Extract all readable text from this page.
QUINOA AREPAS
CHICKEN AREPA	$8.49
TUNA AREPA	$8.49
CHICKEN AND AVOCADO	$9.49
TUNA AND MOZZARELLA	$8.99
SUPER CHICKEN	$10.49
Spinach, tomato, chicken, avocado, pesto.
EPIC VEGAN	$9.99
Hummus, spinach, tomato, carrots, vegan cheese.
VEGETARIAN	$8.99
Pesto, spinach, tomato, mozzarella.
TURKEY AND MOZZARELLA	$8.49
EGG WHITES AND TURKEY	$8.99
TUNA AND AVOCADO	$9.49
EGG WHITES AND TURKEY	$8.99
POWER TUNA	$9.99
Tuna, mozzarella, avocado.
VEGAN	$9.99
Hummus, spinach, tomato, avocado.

****

Given task: Reproduce the full listing word for word.

Solution for this task:
Extract all readable text from this page.
QUINOA AREPAS
CHICKEN AREPA	$8.49
TUNA AREPA	$8.49
CHICKEN AND AVOCADO	$9.49
TUNA AND MOZZARELLA	$8.99
SUPER CHICKEN	$10.49
Spinach, tomato, chicken, avocado, pesto.
EPIC VEGAN	$9.99
Hummus, spinach, tomato, carrots, vegan cheese.
VEGETARIAN	$8.99
Pesto, spinach, tomato, mozzarella.
TURKEY AND MOZZARELLA	$8.49
EGG WHITES AND TURKEY	$8.99
TUNA AND AVOCADO	$9.49
EGG WHITES AND TURKEY	$8.99
POWER TUNA	$9.99
Tuna, mozzarella, avocado.
VEGAN	$9.99
Hummus, spinach, tomato, avocado.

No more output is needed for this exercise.